§ **YOUR TASK**: Read through the records below and copy each line that uses the word "PAYMENT".

══ DATASET EXTRACT

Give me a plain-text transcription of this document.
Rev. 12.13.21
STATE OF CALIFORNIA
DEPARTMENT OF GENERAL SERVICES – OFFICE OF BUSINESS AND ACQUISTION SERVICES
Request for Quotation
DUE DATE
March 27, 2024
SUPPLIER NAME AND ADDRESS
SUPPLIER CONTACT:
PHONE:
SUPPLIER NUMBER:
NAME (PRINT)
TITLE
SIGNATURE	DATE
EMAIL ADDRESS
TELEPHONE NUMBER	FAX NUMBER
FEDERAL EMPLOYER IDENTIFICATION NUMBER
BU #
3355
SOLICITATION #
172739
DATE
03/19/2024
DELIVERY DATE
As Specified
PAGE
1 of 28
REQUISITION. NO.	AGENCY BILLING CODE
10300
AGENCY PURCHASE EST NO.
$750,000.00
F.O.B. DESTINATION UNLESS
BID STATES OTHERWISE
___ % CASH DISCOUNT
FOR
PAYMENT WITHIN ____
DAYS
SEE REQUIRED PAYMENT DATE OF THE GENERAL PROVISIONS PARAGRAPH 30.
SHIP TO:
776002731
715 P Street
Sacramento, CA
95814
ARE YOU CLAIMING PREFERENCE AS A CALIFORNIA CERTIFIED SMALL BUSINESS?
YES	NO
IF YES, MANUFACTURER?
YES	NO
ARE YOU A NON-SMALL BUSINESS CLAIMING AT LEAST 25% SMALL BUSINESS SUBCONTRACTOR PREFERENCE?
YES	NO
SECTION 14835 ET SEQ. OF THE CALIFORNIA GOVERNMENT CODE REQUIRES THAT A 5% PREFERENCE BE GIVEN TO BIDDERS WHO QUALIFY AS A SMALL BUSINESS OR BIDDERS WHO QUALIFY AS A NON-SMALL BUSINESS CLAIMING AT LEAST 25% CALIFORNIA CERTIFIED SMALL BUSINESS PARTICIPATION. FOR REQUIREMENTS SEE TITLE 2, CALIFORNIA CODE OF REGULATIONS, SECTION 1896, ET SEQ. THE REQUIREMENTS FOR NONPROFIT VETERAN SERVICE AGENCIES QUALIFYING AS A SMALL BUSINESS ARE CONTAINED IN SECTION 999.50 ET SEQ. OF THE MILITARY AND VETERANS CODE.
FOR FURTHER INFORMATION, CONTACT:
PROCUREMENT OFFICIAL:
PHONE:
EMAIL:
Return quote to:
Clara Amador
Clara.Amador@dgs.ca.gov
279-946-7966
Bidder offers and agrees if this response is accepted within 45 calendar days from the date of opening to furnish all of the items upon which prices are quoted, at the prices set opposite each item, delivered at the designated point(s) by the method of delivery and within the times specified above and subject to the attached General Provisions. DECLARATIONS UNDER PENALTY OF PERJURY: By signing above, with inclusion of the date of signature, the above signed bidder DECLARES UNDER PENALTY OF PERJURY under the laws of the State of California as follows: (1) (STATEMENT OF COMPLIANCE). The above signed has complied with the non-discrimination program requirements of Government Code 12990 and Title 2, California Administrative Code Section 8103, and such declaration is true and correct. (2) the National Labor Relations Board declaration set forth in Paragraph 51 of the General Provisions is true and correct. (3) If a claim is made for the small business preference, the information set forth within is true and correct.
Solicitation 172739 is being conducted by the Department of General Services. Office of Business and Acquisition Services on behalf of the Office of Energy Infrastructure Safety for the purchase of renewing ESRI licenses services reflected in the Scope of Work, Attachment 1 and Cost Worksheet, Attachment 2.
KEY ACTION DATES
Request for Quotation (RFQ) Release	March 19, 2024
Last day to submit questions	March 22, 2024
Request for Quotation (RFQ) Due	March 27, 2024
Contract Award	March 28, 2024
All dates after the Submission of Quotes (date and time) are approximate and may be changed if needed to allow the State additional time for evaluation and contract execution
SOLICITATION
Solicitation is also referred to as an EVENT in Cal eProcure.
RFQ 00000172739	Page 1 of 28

════

§ **TASK ANSWER**:
PAYMENT WITHIN ____
SEE REQUIRED PAYMENT DATE OF THE GENERAL PROVISIONS PARAGRAPH 30.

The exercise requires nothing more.